_CONSIGNE 1:_ Mettez à jour l'article sur la communauté juive du 19e arrondissement : recopiez le passage situé entre « Dans le 19e arrondissement de » et « dans ce quartier. », inclus, en remplaçant « complexe scolaire » par « groupe scolaire ».
_CONSIGNE 2:_ D'après l'article sur la communauté juive du 19e arrondissement, de quelle communauté Haïm Nisenbaum est-il le rabbin ?
_CONSIGNE 3:_ Poursuivez l'article sur la communauté juive du 19e arrondissement au-delà de sa dernière phrase.

_TEXTE À LIRE:_
%%

Dans le 19e arrondissement de Paris, le complexe scolaire Beth-Hanna rythme la vie d’une importante communauté juive, bien intégrée tout en cultivant sa spécificité. Pouvoirs publics et associations essaient de créer du lien dans ce quartier.

Par Marie Malzac, le 21/01/2016

Attablés dans un snack casher à l’angle de la rue Petit, à quelques mètres du parc des Buttes-Chaumont dans le 19e arrondissement parisien, trois jeunes hommes discutent autour d’un sandwich. Ils parlent travail, famille mais aussi de l’actualité israélienne. Quant à l’agression d’un enseignant juif, lundi 11 janvier, à Marseille, « cela ne va pas nous empêcher de porter la kippa ! s’exclament-ils. Nous en avons vu d’autres, et nous en verrons encore… Que voulez-vous qu’on y fasse ? »

Dans les boutiques alentour, boucheries et épiceries, se pressent des hommes en noir coiffés de grands chapeaux et des femmes portant la perruque, comme c’est la tradition chez les juifs orthodoxes. Ceux-ci sont nombreux dans un arrondissement où la proportion de personnes de confession juive, toutes tendances confondues, est l’une des plus élevées d’Europe.

« Ce qui s’est passé à Marseille n’a rien de nouveau », affirme Haïm Nisenbaum, rabbin de la communauté loubavitch, un mouvement religieux qui compte plusieurs milliers de membres dans ce quartier populaire. « Nous sommes habitués… La nouveauté, c’est la réaction nationale de solidarité qui s’est ensuivie, car les juifs en France se sont sentis bien seuls ces dernières années », souligne-t-il avec une pointe d’amertume.

Régulièrement, et de plus en plus souvent, des familles s’ouvrent à lui de leurs interrogations. « Certaines se demandent si elles ont encore leur place ici », explique-t-il. Il évoque le sentiment d’insécurité, leur désir de partir en Israël. « Mais de toute façon, nous ne devons pas reculer, ni quitter la France sous le coup de la peur », tranche ce responsable.

« L’Hyper Cacher, ça aurait pu être nous »

À ses yeux, les tensions entre communautés se sont cristallisées au début des années 2000, avec la deuxième Intifada dans les Territoires palestiniens. « Il y a eu une transposition du conflit israélo-arabe en France, avec des heurts ponctuels dans le quartier et des insultes de plus en plus fréquentes de la part de jeunes Maghrébins mal intégrés », se souvient-il.

Il y eut aussi la « bande des Buttes-Chaumont », qui envoyait des jeunes se battre en Irak. Parmi ses membres figurait Chérif Kouachi, l’un des deux frères impliqués dans l’attaque de l’hebdomadaire Charlie Hebdo le 7 janvier 2015. « L’attaque de l’Hyper Cacher, ça aurait pu être nous, souffle-t-il. Il aurait pu revenir frapper dans son ancien quartier, mais il ne l’a pas fait : peut-être parce que, malgré tout, ici, c’était chez lui. »

%%

_DONNÉES ENREGISTRÉES:_
%%

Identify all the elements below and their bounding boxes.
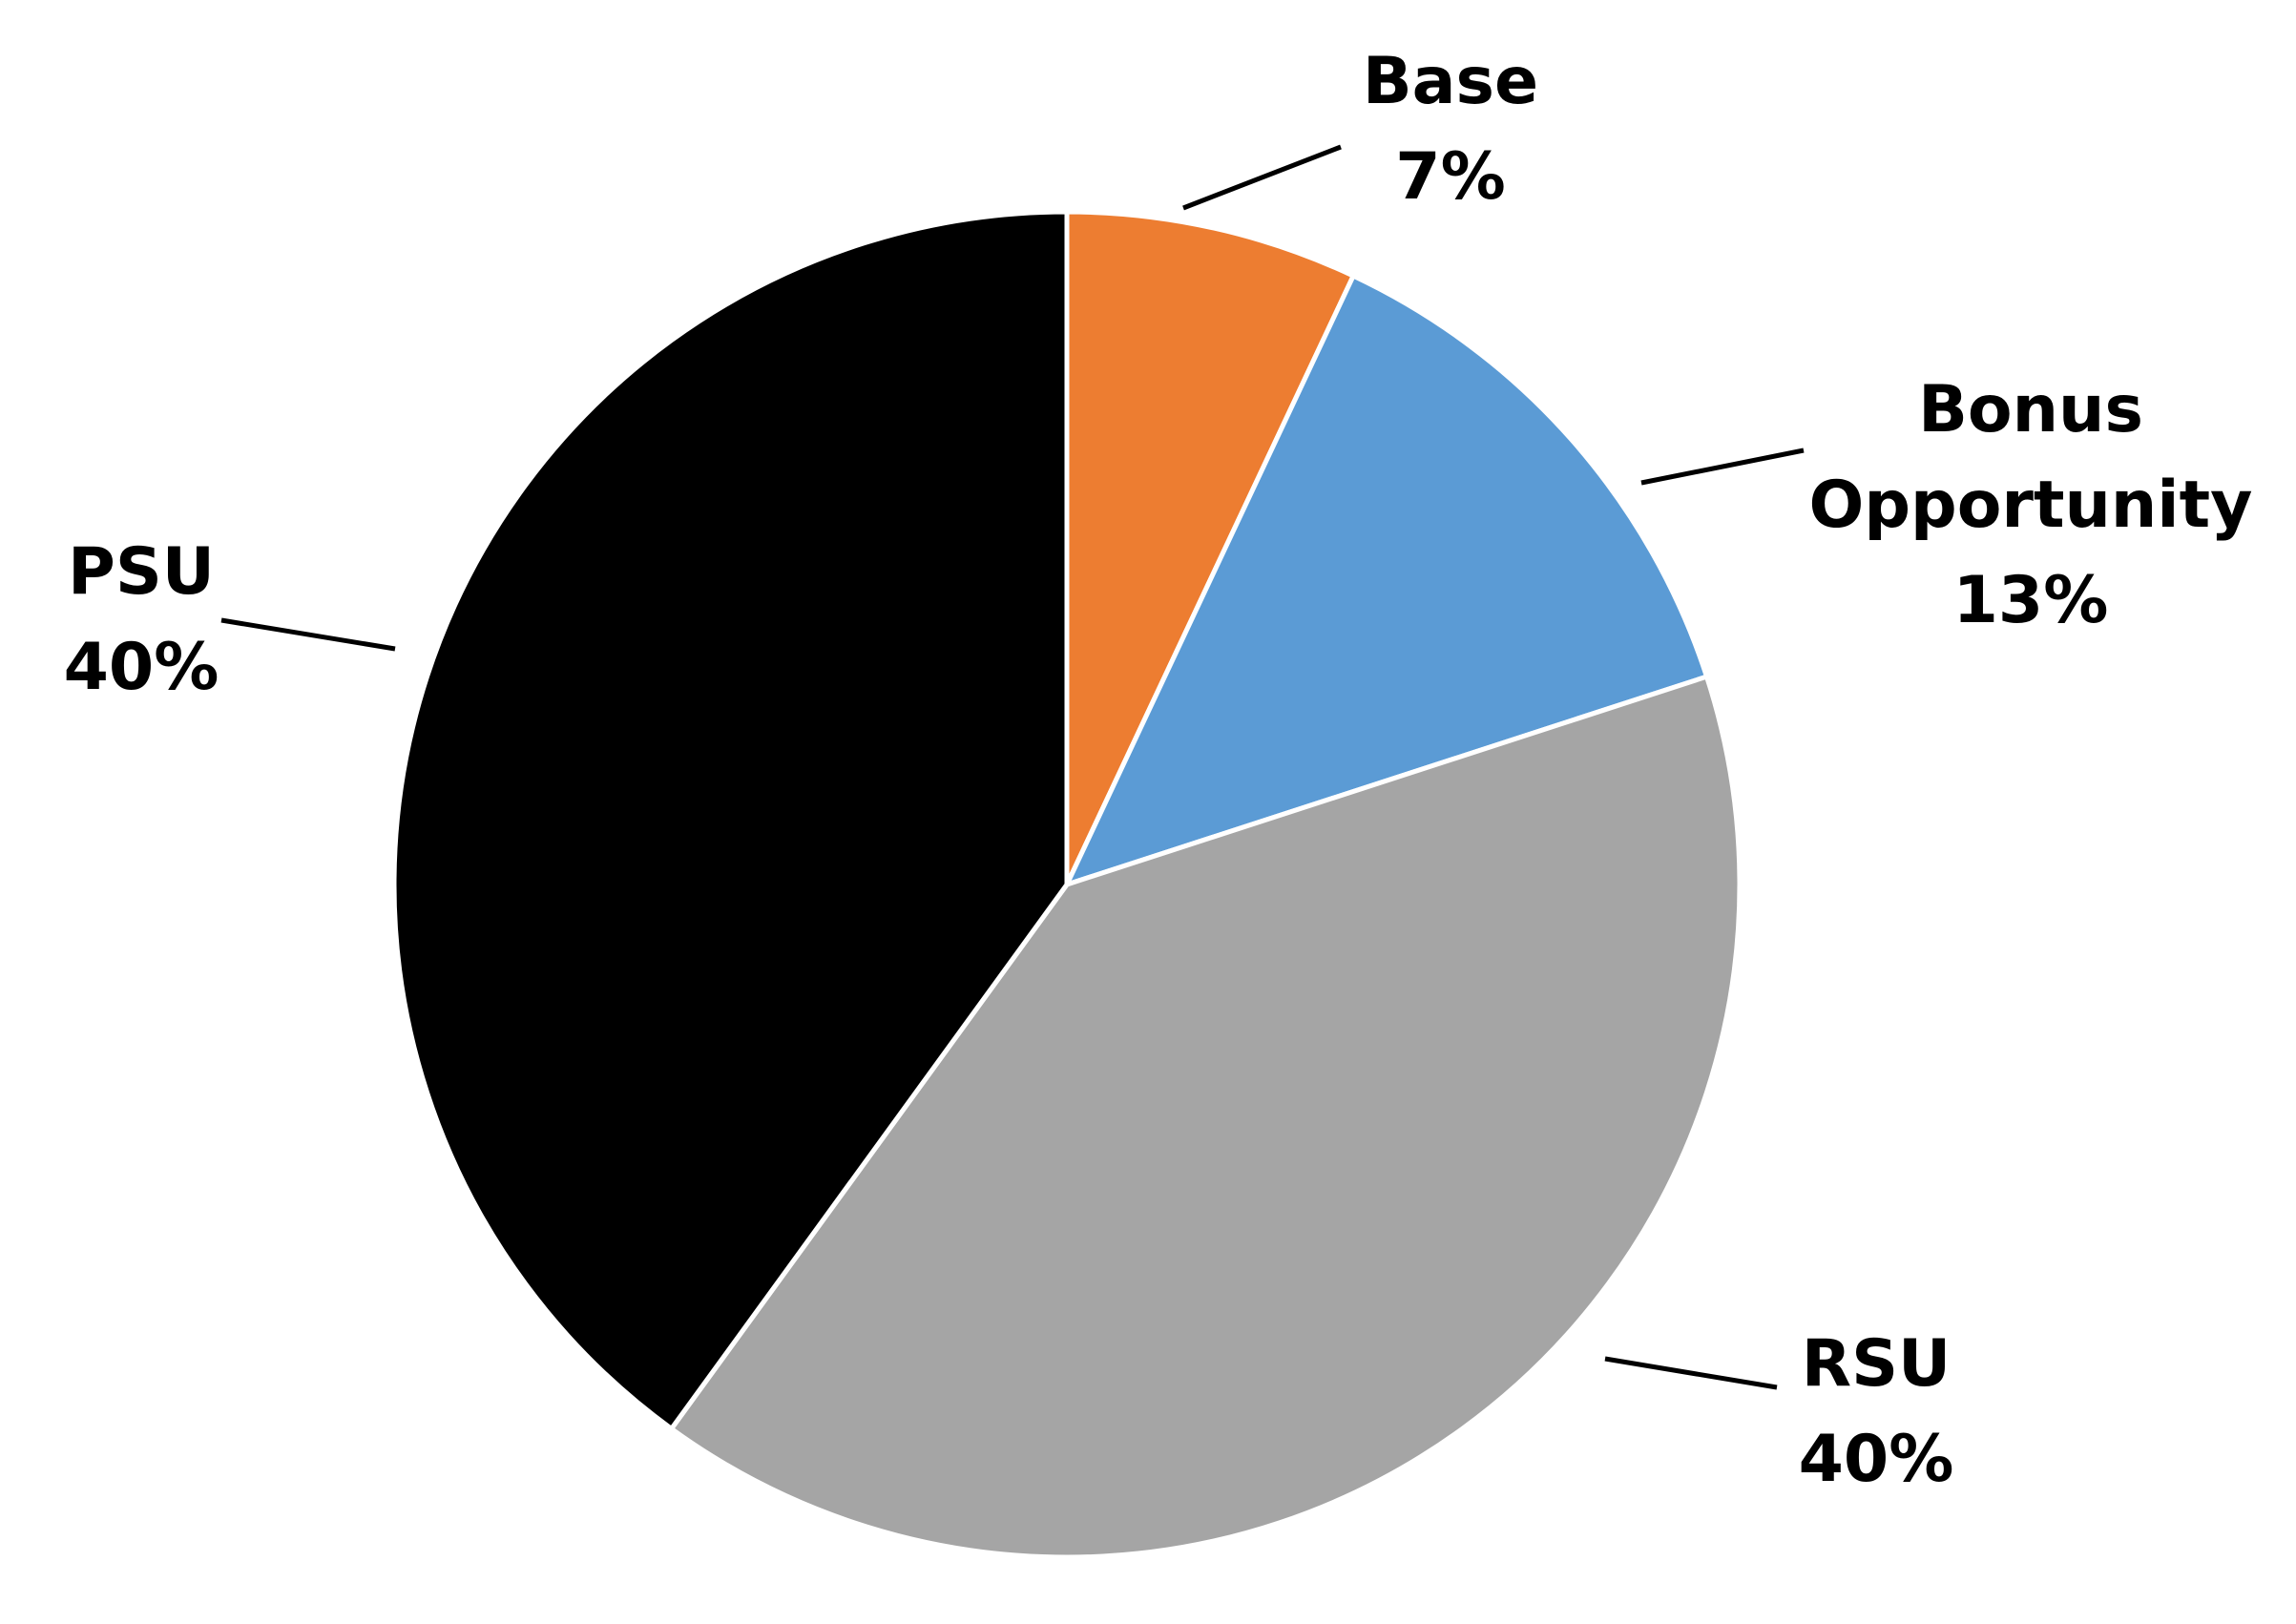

%%

_RÉSULTAT 1:_
Dans le 19e arrondissement de Paris, le groupe scolaire Beth-Hanna rythme la vie d’une importante communauté juive, bien intégrée tout en cultivant sa spécificité. Pouvoirs publics et associations essaient de créer du lien dans ce quartier.

_RÉSULTAT 2:_ De la communauté loubavitch.

_RÉSULTAT 3:_
Beaucoup partagent ce sentiment dans le quartier. D’autant que les attentats de janvier 2015 ont entraîné l’apparition de militaires en armes devant les lieux de culte mais aussi les écoles juives. Rue Petit, l’imposant complexe scolaire Beth-Hanna accueille plus de 1 600 filles, de la maternelle à la terminale. Aux matières religieuses enseignées en hébreu le matin – dont l’étude des textes bibliques – succèdent les matières profanes l’après-midi.

 

C’est la plus grande école loubavitch de Paris. Les élèves, qui portent l’uniforme – la jupe en dessous du genou, comme le font les orthodoxes –, viennent de familles religieuses à différents degrés. « Depuis quelque temps, on vit en pensant : quand sera le prochain attentat ? » pointe Déborah, une lycéenne aux grands yeux verts.

Des établissements sous protection

Le 9 janvier 2015, le directeur de Beth-Hanna, André Touboul, reçoit des autorités l’ordre d’évacuer son établissement : une prise d’otages a commencé dans un magasin casher de la Porte de Vincennes. Parmi les élèves qui dévalent les escaliers, il voit une jeune fille au visage blême. Deux ans plus tôt, une balle est passée à quelques centimètres de sa tête lors de l’attaque de l’école Ozar-Hatorah de Toulouse par le terroriste Mohamed Merah.

En janvier dernier, après la prise d’otages meurtrière perpétrée par le terroriste Amedy Coulibaly à l’Hyper Cacher, qui fit quatre morts, 20 % des élèves de Beth-Hanna ne se présentèrent pas en cours pendant trois jours. Désormais, des soldats sont postés en permanence devant l’établissement. Une partie d’entre eux le surveillent à demeure : il reste ainsi sous protection même la nuit. Cette mesure satisfait largement les familles.

Dans ce quartier populaire et mixte, les différentes communautés se côtoient dans les commerces et sur les terrains de sport. Mais l’identité juive orthodoxe, très visible, en intrigue certains. « Il y a beaucoup d’enfants, forcément cela fait du bruit. C’est un style de vie particulier, un peu hermétique », commente Blandine, qui vit avec son mari à proximité du parc des Buttes-Chaumont, quartier qui connaît un phénomène de gentrification marqué, avec beaucoup de jeunes couples.

« Les gens ne nous connaissent pas bien »

« Beaucoup de juifs ne veulent plus mettre leurs enfants à l’école publique pour des questions de sécurité, explique André Touboul. Il y a trop de prises à partie, d’insultes. » Récemment, une des élèves a été agressée verbalement dans le métro. « Il n’est pas rare non plus de se faire traiter de “sale juif”, relève le directeur, même si c’est uniquement le fait de quelques jeunes mal intégrés. »

« Nous avons conscience que les gens ne nous connaissent pas bien, c’est une vraie difficulté, reconnaît le rabbin Nisenbaum. Notre look ne nous aide pas : pour beaucoup, avec nos longues barbes, nous sommes les “intégristes” du judaïsme. »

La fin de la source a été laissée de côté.